• _INSTRUCTIONS TO FOLLOW_:
Show all lines that include the string "Biocontrol"; copy each one.

[Figure collection entries]
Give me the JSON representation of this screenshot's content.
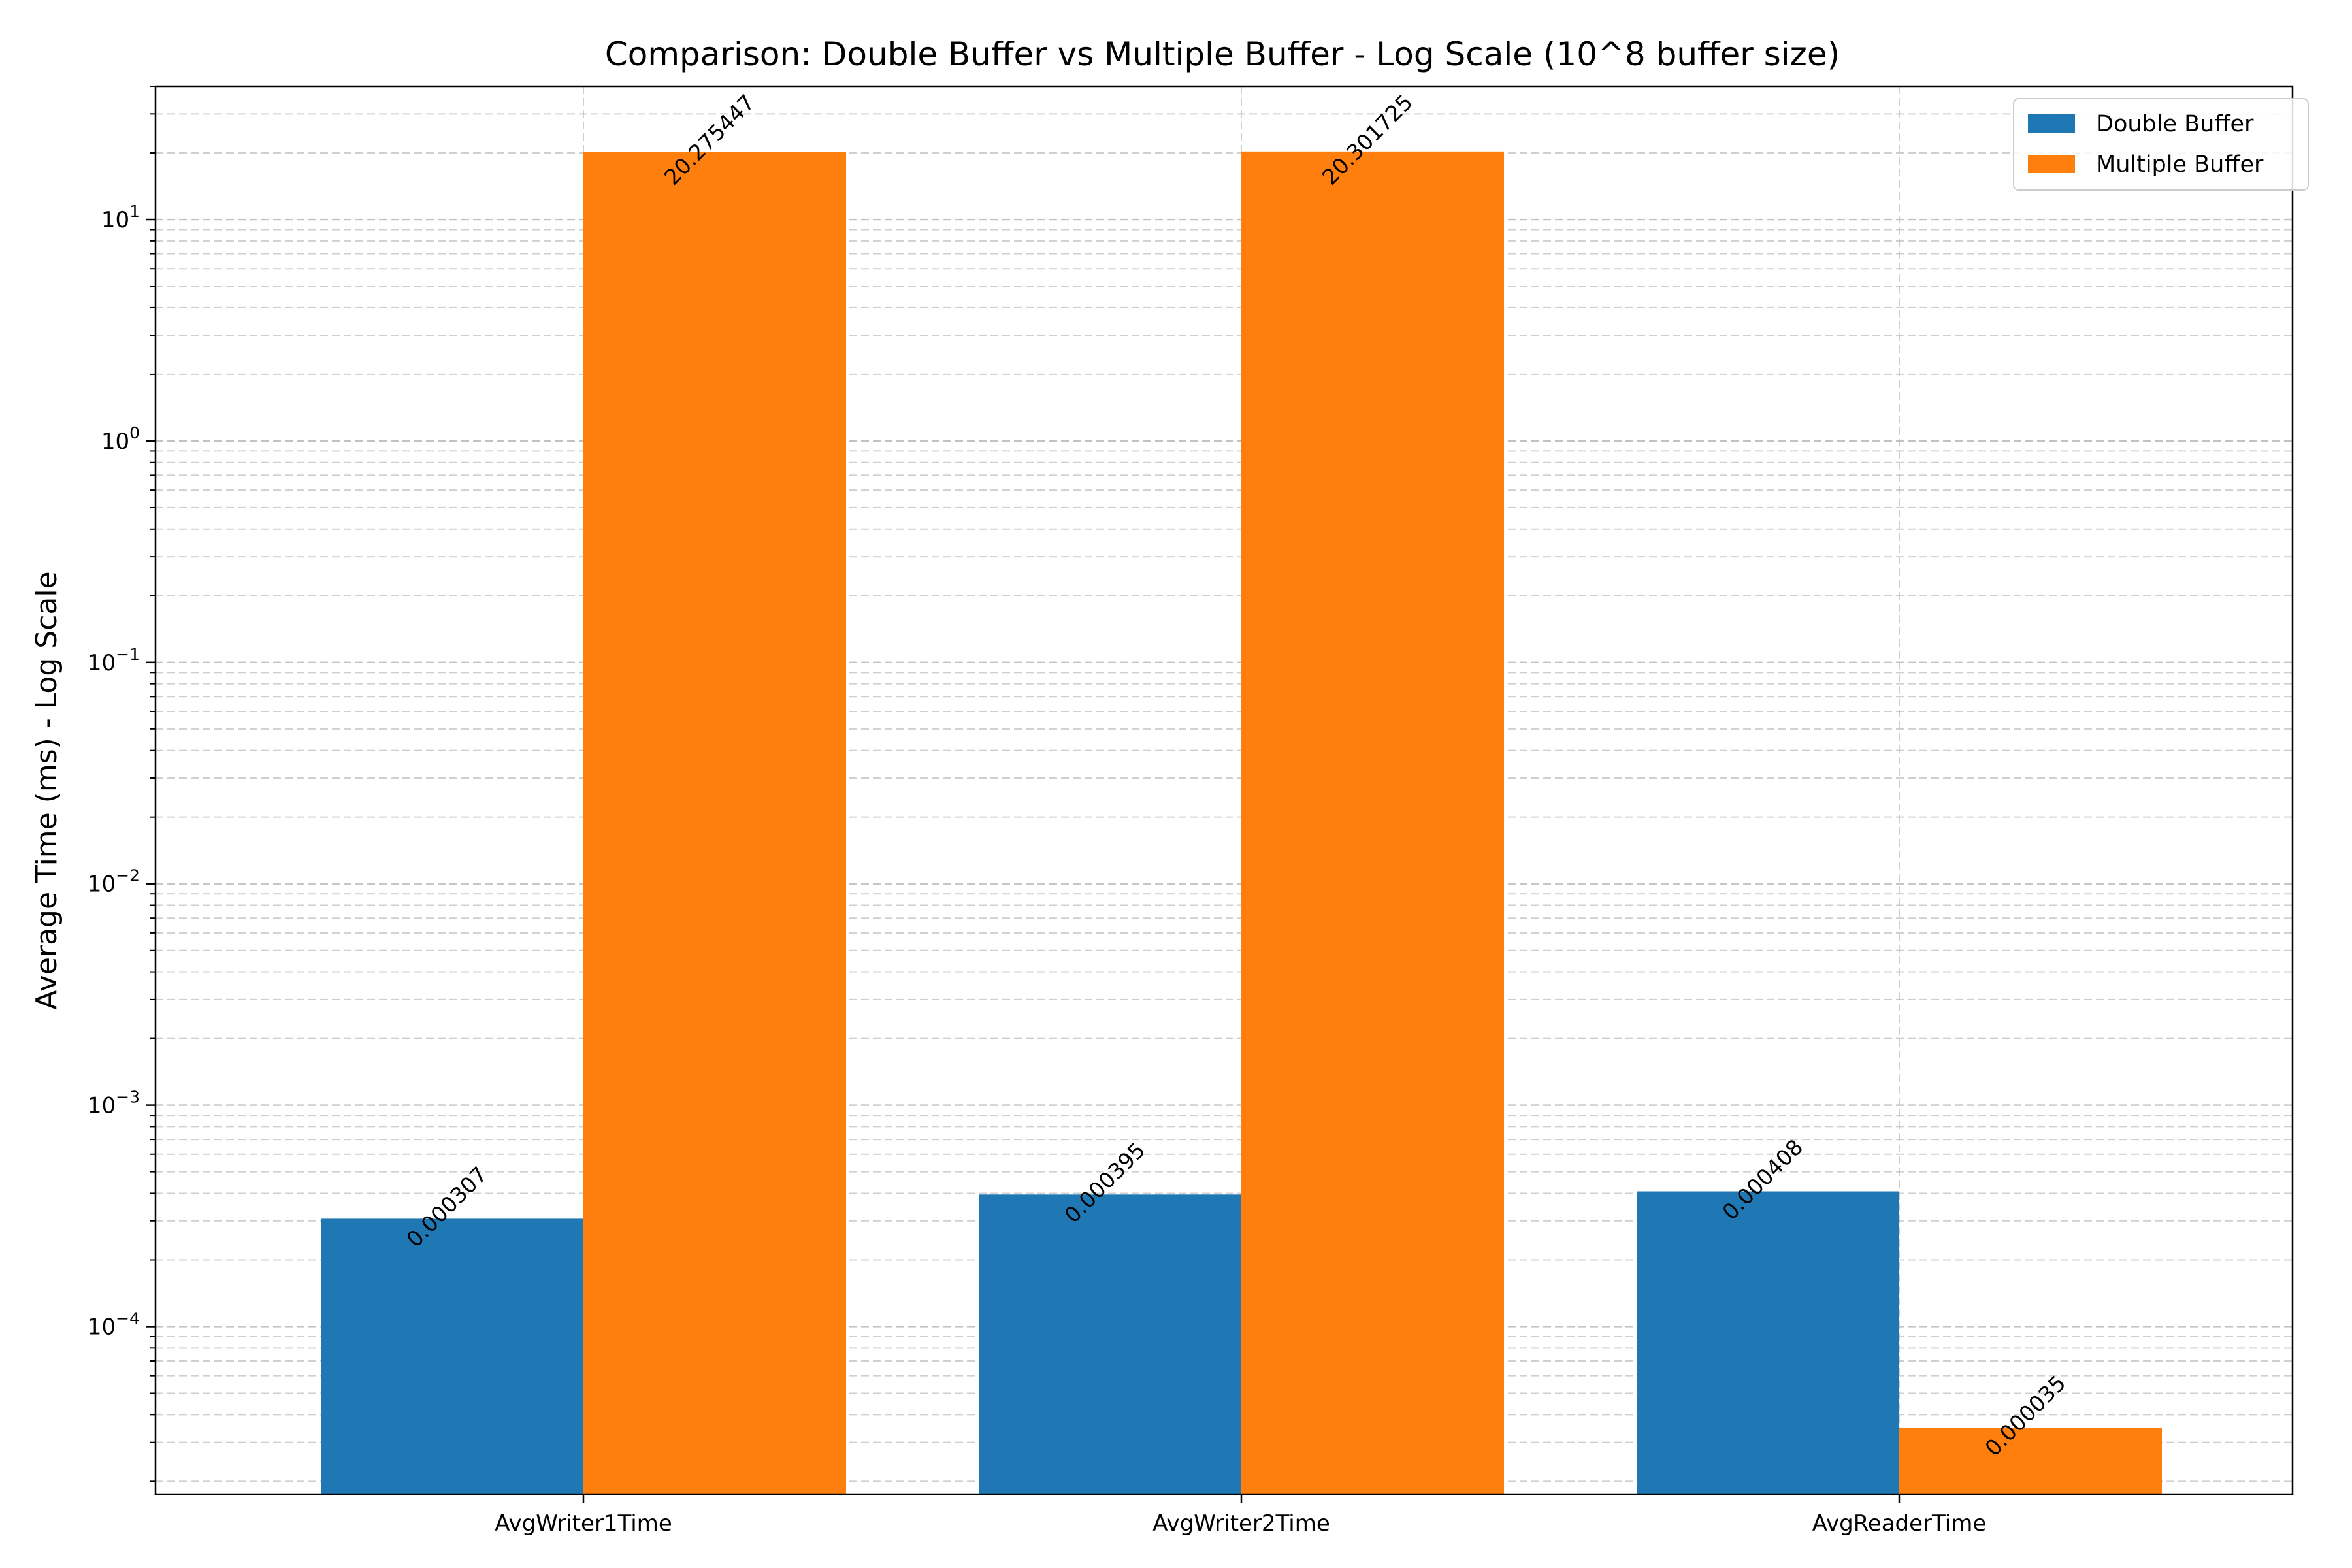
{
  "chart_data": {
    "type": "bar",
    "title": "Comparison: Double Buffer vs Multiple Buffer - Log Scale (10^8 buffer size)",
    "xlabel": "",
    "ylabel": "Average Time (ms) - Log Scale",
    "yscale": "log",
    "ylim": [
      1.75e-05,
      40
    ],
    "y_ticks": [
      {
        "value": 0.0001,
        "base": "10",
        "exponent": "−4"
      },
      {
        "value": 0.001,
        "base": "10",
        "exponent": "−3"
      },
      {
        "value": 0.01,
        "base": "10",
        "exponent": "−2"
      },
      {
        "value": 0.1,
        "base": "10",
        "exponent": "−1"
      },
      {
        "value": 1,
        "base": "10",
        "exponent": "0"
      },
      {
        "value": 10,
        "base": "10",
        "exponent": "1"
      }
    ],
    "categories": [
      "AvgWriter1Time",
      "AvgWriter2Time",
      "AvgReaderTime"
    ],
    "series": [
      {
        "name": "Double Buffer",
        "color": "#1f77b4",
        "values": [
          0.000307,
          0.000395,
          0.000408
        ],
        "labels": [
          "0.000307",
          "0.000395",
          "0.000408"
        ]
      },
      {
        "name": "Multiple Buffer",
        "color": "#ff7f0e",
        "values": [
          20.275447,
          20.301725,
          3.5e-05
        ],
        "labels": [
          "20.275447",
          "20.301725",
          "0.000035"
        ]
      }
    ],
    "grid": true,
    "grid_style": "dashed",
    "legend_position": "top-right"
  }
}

==

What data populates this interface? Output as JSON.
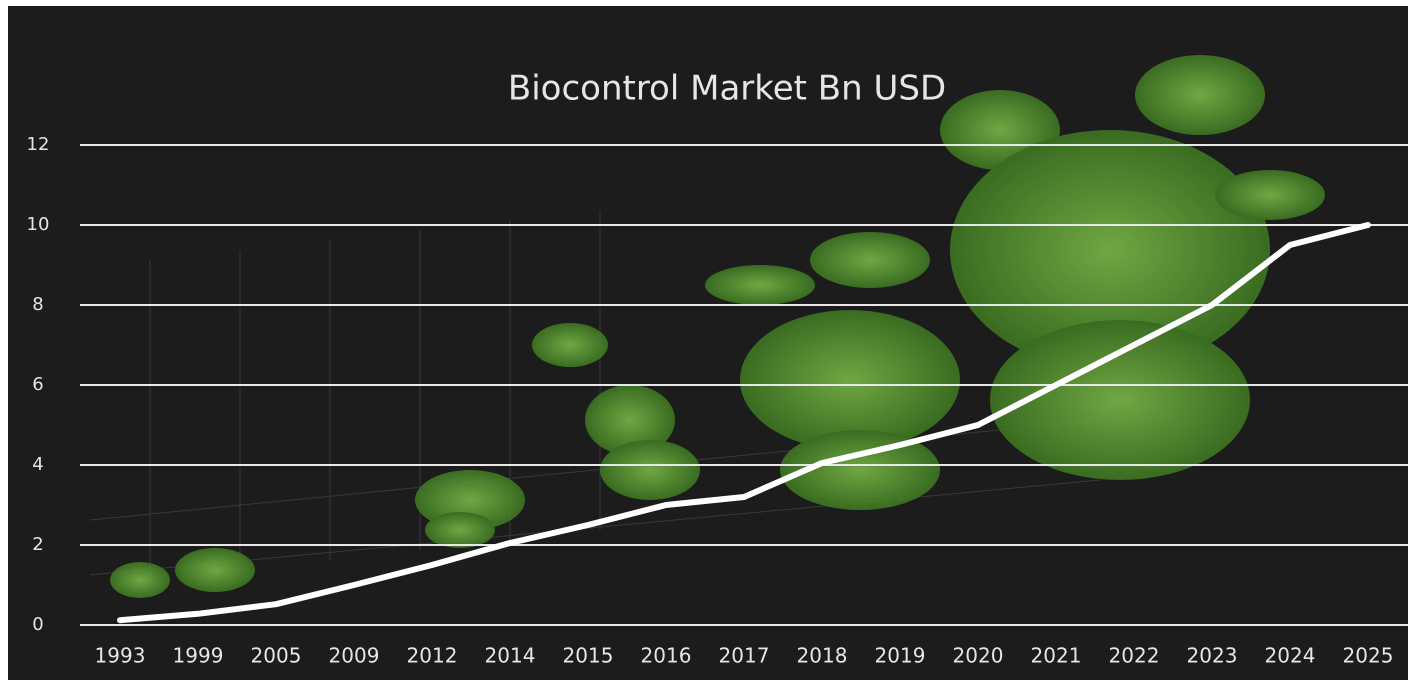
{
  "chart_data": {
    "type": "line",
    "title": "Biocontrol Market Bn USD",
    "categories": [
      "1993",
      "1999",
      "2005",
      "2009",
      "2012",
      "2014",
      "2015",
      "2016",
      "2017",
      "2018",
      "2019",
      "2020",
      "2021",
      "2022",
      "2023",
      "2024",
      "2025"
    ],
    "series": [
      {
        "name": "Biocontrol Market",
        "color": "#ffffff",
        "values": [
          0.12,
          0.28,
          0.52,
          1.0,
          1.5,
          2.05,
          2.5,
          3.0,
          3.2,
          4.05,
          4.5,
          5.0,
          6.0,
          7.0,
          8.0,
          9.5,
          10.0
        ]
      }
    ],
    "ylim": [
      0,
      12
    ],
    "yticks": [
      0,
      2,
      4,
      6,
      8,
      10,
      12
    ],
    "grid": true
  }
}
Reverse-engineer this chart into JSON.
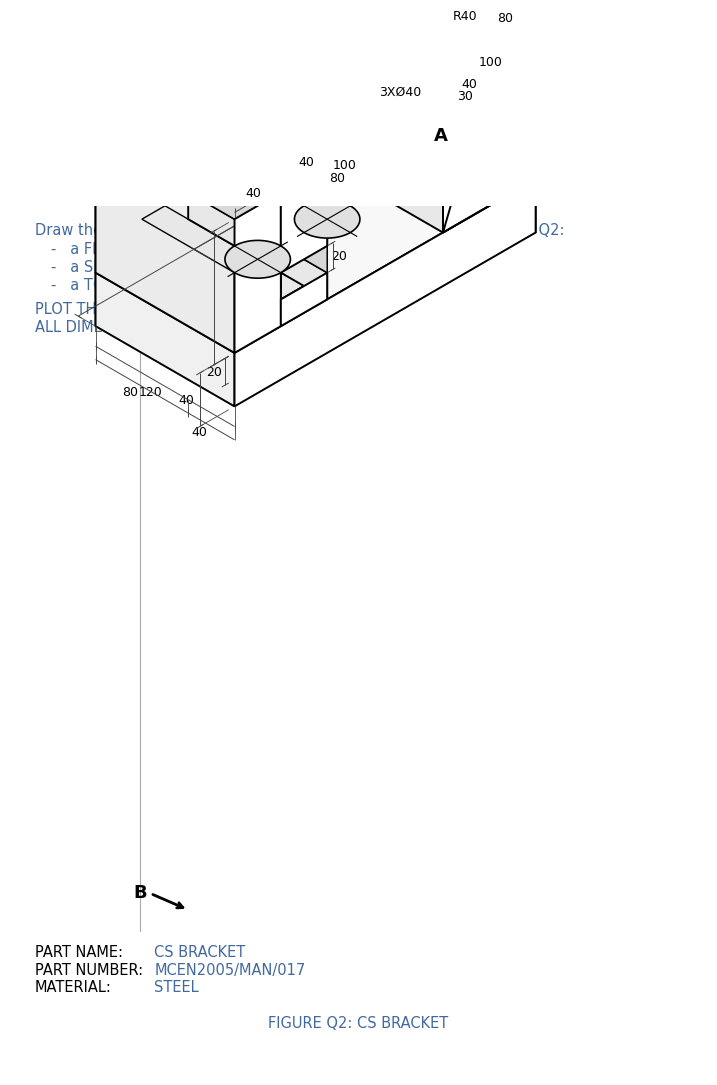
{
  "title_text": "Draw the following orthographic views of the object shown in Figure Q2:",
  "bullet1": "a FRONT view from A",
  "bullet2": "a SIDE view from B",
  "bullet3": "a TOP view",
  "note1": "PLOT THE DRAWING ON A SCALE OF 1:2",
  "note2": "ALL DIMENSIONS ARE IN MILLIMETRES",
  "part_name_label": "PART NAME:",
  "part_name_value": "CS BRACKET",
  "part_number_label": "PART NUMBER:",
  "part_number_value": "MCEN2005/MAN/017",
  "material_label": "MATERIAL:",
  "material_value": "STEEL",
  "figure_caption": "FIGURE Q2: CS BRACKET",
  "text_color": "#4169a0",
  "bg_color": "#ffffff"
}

...

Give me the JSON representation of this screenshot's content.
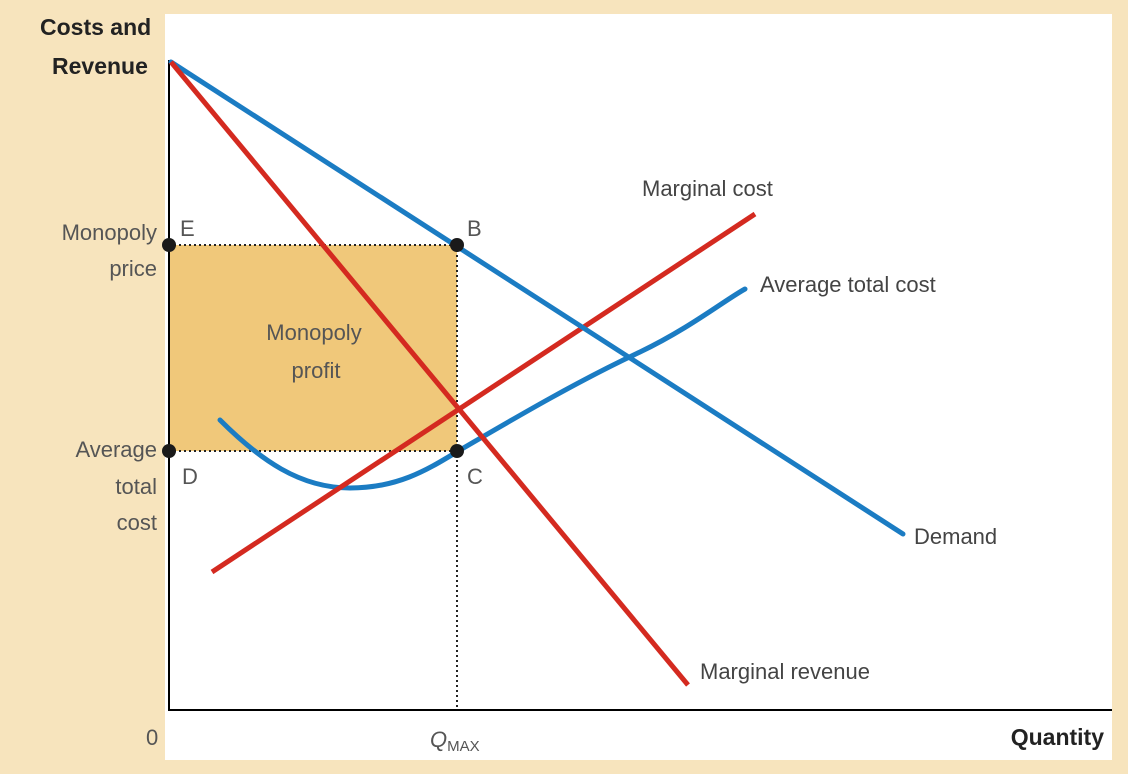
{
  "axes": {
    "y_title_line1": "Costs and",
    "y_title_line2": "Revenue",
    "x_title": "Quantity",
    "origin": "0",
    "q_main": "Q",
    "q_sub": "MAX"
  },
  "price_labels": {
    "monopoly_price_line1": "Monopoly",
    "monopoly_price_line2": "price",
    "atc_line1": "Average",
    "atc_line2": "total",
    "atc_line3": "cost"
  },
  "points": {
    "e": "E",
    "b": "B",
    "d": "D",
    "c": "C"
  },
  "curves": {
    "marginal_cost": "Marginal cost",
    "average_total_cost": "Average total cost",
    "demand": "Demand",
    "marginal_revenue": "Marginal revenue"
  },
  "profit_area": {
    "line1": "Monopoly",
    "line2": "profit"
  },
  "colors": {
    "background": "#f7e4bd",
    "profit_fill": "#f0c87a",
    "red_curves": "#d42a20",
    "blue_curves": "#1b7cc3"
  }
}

• _RESULT BELOW_:
    "title": "Biocontrol Market Bn USD",
        "name": "Biocontrol Market",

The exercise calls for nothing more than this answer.